▸ **Given exercise 1**: Please output these record lines exactly as they appear, starting with the line containing "stripe-block bbox=[205, 371, 225, 381]" and going on through the line containing "scroll-thumb[interactable] bbox=[184, 124, 198, 146]".

▸ **Passage given**:
※

2. Economic and mathematical basis for Еxcel’s calculation of the amount of depreciation of fixed assets
The authors of the paper investigated and introduced a new economic and mathematical basis, and Excel-based model, for calculating the amortization of fixed assets.
The introduced values of the economic base are: book value of fixed assets, annual amortization rate, number of amortization periods shorter than 1 year, length of one amortization period, periodic amortization rate, periodic unamortized amount of fixed assets, periodic amortization amount, accumulated amortization amount, start dates and the end of each amortization period of the fixed asset.
Figure 2.1. Function graphs G(t) = G0(1-pt) and G(t) = G0qt
The mathematical basis for equal amounts of amortization of fixed assets is presented by a linear decreasing (descending) function and a simple interest calculation in the form \(G(t)=G_{0}(1-p t)\) for \(t \in\left[0, t_{1}\right]\) (Figure 2.1.). The function \(G(t)\) represents the non-amortized value of the fixed asset, \(G_{0}\)– the book value, \(p\)– the periodic amortization rate and \(t\)-t – the number of the amortization period of the fixed asset.

※

▸ **Given exercise 2**: According to the passage on fixed-asset depreciation, what does the function G(t) represent?

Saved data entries

※

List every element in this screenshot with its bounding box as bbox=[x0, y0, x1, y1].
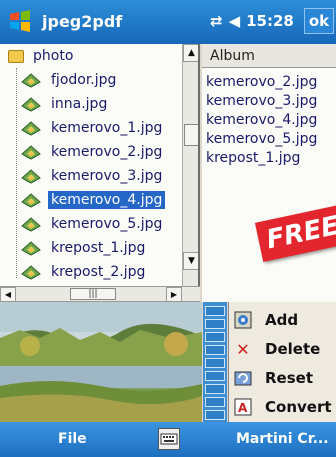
stripe-block bbox=[205, 371, 225, 381]
add-label: Add bbox=[265, 311, 299, 329]
title-bar: jpeg2pdf ⇄ ◀ 15:28 ok bbox=[0, 0, 336, 44]
convert-pdf-icon: A bbox=[233, 397, 253, 417]
tree-file-item[interactable]: fjodor.jpg bbox=[0, 68, 182, 92]
tree-file-item[interactable]: kemerovo_4.jpg bbox=[0, 188, 182, 212]
image-file-icon bbox=[21, 169, 41, 184]
file-label: kemerovo_3.jpg bbox=[51, 168, 163, 184]
scroll-thumb[interactable] bbox=[184, 124, 198, 146]
delete-label: Delete bbox=[265, 340, 321, 358]
ok-button[interactable]: ok bbox=[304, 8, 334, 34]
tree-file-item[interactable]: kemerovo_2.jpg bbox=[0, 140, 182, 164]
reset-label: Reset bbox=[265, 369, 313, 387]
landscape-thumbnail bbox=[0, 302, 202, 422]
file-label: kemerovo_5.jpg bbox=[51, 216, 163, 232]
tree-file-item[interactable]: kemerovo_3.jpg bbox=[0, 164, 182, 188]
reset-button[interactable]: Reset bbox=[233, 364, 336, 392]
stripe-block bbox=[205, 384, 225, 394]
stripe-block bbox=[205, 332, 225, 342]
file-label: krepost_1.jpg bbox=[51, 240, 146, 256]
file-label: fjodor.jpg bbox=[51, 72, 117, 88]
martini-menu[interactable]: Martini Cr... bbox=[236, 431, 329, 447]
album-list[interactable]: Album kemerovo_2.jpg kemerovo_3.jpgkemero… bbox=[202, 44, 336, 302]
system-tray: ⇄ ◀ 15:28 bbox=[210, 12, 294, 30]
stripe-block bbox=[205, 410, 225, 420]
file-label: inna.jpg bbox=[51, 96, 108, 112]
scroll-down-icon[interactable]: ▼ bbox=[183, 252, 198, 270]
stripe-block bbox=[205, 397, 225, 407]
image-file-icon bbox=[21, 97, 41, 112]
file-label: krepost_2.jpg bbox=[51, 264, 146, 280]
speaker-icon[interactable]: ◀ bbox=[229, 12, 241, 30]
file-label: kemerovo_2.jpg bbox=[51, 144, 163, 160]
image-file-icon bbox=[21, 145, 41, 160]
image-file-icon bbox=[21, 121, 41, 136]
action-panel: Add ✕ Delete Reset A Convert bbox=[228, 302, 336, 422]
svg-text:A: A bbox=[238, 401, 248, 415]
image-file-icon bbox=[21, 73, 41, 88]
decorative-stripe bbox=[203, 302, 227, 422]
add-image-icon bbox=[233, 310, 253, 330]
file-menu[interactable]: File bbox=[58, 431, 87, 447]
delete-x-icon: ✕ bbox=[236, 339, 250, 359]
tree-file-item[interactable]: kemerovo_1.jpg bbox=[0, 116, 182, 140]
file-label: kemerovo_4.jpg bbox=[48, 191, 166, 209]
reset-icon bbox=[233, 368, 253, 388]
scroll-up-icon[interactable]: ▲ bbox=[183, 44, 198, 62]
add-button[interactable]: Add bbox=[233, 306, 336, 334]
tree-horizontal-scrollbar[interactable]: ◀ ||| ▶ bbox=[0, 286, 200, 302]
tree-folder-photo[interactable]: photo bbox=[0, 44, 182, 68]
tree-file-item[interactable]: krepost_2.jpg bbox=[0, 260, 182, 284]
image-file-icon bbox=[21, 265, 41, 280]
tree-file-item[interactable]: kemerovo_5.jpg bbox=[0, 212, 182, 236]
album-item[interactable]: kemerovo_5.jpg bbox=[206, 131, 317, 147]
signal-icon[interactable]: ⇄ bbox=[210, 12, 223, 30]
tree-vertical-scrollbar[interactable]: ▲ ▼ bbox=[182, 44, 198, 286]
menu-bar: File Martini Cr... bbox=[0, 422, 336, 457]
app-title: jpeg2pdf bbox=[42, 12, 123, 31]
clock[interactable]: 15:28 bbox=[246, 12, 294, 30]
photo-preview bbox=[0, 302, 202, 422]
image-file-icon bbox=[21, 241, 41, 256]
tree-file-item[interactable]: krepost_1.jpg bbox=[0, 236, 182, 260]
album-column-header[interactable]: Album bbox=[202, 44, 336, 68]
stripe-block bbox=[205, 319, 225, 329]
delete-button[interactable]: ✕ Delete bbox=[233, 335, 336, 363]
scroll-left-icon[interactable]: ◀ bbox=[0, 287, 16, 302]
album-item[interactable]: krepost_1.jpg bbox=[206, 150, 300, 166]
stripe-block bbox=[205, 345, 225, 355]
stripe-block bbox=[205, 306, 225, 316]
convert-label: Convert bbox=[265, 398, 332, 416]
album-item[interactable]: kemerovo_2.jpg bbox=[206, 74, 317, 90]
file-tree[interactable]: photo fjodor.jpg inna.jpg kemerovo_1.jpgke… bbox=[0, 44, 200, 286]
album-item[interactable]: kemerovo_4.jpg bbox=[206, 112, 317, 128]
folder-icon bbox=[8, 49, 24, 63]
album-item[interactable]: kemerovo_3.jpg bbox=[206, 93, 317, 109]
image-file-icon bbox=[21, 217, 41, 232]
hscroll-thumb[interactable]: ||| bbox=[70, 288, 116, 300]
convert-button[interactable]: A Convert bbox=[233, 393, 336, 421]
stripe-block bbox=[205, 358, 225, 368]
windows-start-icon[interactable] bbox=[8, 9, 32, 33]
image-file-icon bbox=[21, 193, 41, 208]
folder-label: photo bbox=[33, 48, 74, 64]
tree-file-item[interactable]: inna.jpg bbox=[0, 92, 182, 116]
scroll-right-icon[interactable]: ▶ bbox=[166, 287, 182, 302]
file-label: kemerovo_1.jpg bbox=[51, 120, 163, 136]
keyboard-icon[interactable] bbox=[158, 428, 180, 450]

※

▸ **Exercise solution 1**:
stripe-block bbox=[205, 371, 225, 381]
add-label: Add bbox=[265, 311, 299, 329]
title-bar: jpeg2pdf ⇄ ◀ 15:28 ok bbox=[0, 0, 336, 44]
convert-pdf-icon: A bbox=[233, 397, 253, 417]
tree-file-item[interactable]: fjodor.jpg bbox=[0, 68, 182, 92]
tree-file-item[interactable]: kemerovo_4.jpg bbox=[0, 188, 182, 212]
image-file-icon bbox=[21, 169, 41, 184]
file-label: kemerovo_3.jpg bbox=[51, 168, 163, 184]
scroll-thumb[interactable] bbox=[184, 124, 198, 146]

▸ **Exercise solution 2**: The non-amortized value of the fixed asset.